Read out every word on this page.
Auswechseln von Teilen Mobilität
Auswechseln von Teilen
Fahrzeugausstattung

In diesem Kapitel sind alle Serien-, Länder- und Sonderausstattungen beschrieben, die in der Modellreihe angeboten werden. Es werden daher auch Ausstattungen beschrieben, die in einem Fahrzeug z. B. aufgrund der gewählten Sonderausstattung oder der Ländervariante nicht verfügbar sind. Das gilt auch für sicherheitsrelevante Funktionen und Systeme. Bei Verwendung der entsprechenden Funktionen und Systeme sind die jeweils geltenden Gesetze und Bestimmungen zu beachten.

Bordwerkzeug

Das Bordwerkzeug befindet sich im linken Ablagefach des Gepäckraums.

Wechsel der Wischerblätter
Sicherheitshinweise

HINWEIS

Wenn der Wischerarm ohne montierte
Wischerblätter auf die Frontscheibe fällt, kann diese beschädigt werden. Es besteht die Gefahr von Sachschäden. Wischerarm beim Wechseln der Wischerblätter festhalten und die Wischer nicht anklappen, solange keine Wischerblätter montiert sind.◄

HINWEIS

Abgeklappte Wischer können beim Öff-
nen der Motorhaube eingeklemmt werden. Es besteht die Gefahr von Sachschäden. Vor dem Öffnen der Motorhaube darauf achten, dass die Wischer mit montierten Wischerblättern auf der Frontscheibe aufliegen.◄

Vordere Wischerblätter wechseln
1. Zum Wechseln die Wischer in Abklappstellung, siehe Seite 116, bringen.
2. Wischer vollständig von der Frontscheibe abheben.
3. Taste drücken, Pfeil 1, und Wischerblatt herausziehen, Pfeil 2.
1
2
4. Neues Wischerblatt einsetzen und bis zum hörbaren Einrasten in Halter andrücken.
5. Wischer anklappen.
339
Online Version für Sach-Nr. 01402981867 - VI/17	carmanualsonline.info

• **CHALLENGE**
Write out all of the records once more, exactly.

• **PROBLEM SOLUTION**
Read out every word on this page.
Auswechseln von Teilen Mobilität
Auswechseln von Teilen
Fahrzeugausstattung

In diesem Kapitel sind alle Serien-, Länder- und Sonderausstattungen beschrieben, die in der Modellreihe angeboten werden. Es werden daher auch Ausstattungen beschrieben, die in einem Fahrzeug z. B. aufgrund der gewählten Sonderausstattung oder der Ländervariante nicht verfügbar sind. Das gilt auch für sicherheitsrelevante Funktionen und Systeme. Bei Verwendung der entsprechenden Funktionen und Systeme sind die jeweils geltenden Gesetze und Bestimmungen zu beachten.

Bordwerkzeug

Das Bordwerkzeug befindet sich im linken Ablagefach des Gepäckraums.

Wechsel der Wischerblätter
Sicherheitshinweise

HINWEIS

Wenn der Wischerarm ohne montierte
Wischerblätter auf die Frontscheibe fällt, kann diese beschädigt werden. Es besteht die Gefahr von Sachschäden. Wischerarm beim Wechseln der Wischerblätter festhalten und die Wischer nicht anklappen, solange keine Wischerblätter montiert sind.◄

HINWEIS

Abgeklappte Wischer können beim Öff-
nen der Motorhaube eingeklemmt werden. Es besteht die Gefahr von Sachschäden. Vor dem Öffnen der Motorhaube darauf achten, dass die Wischer mit montierten Wischerblättern auf der Frontscheibe aufliegen.◄

Vordere Wischerblätter wechseln
1. Zum Wechseln die Wischer in Abklappstellung, siehe Seite 116, bringen.
2. Wischer vollständig von der Frontscheibe abheben.
3. Taste drücken, Pfeil 1, und Wischerblatt herausziehen, Pfeil 2.
1
2
4. Neues Wischerblatt einsetzen und bis zum hörbaren Einrasten in Halter andrücken.
5. Wischer anklappen.
339
Online Version für Sach-Nr. 01402981867 - VI/17	carmanualsonline.info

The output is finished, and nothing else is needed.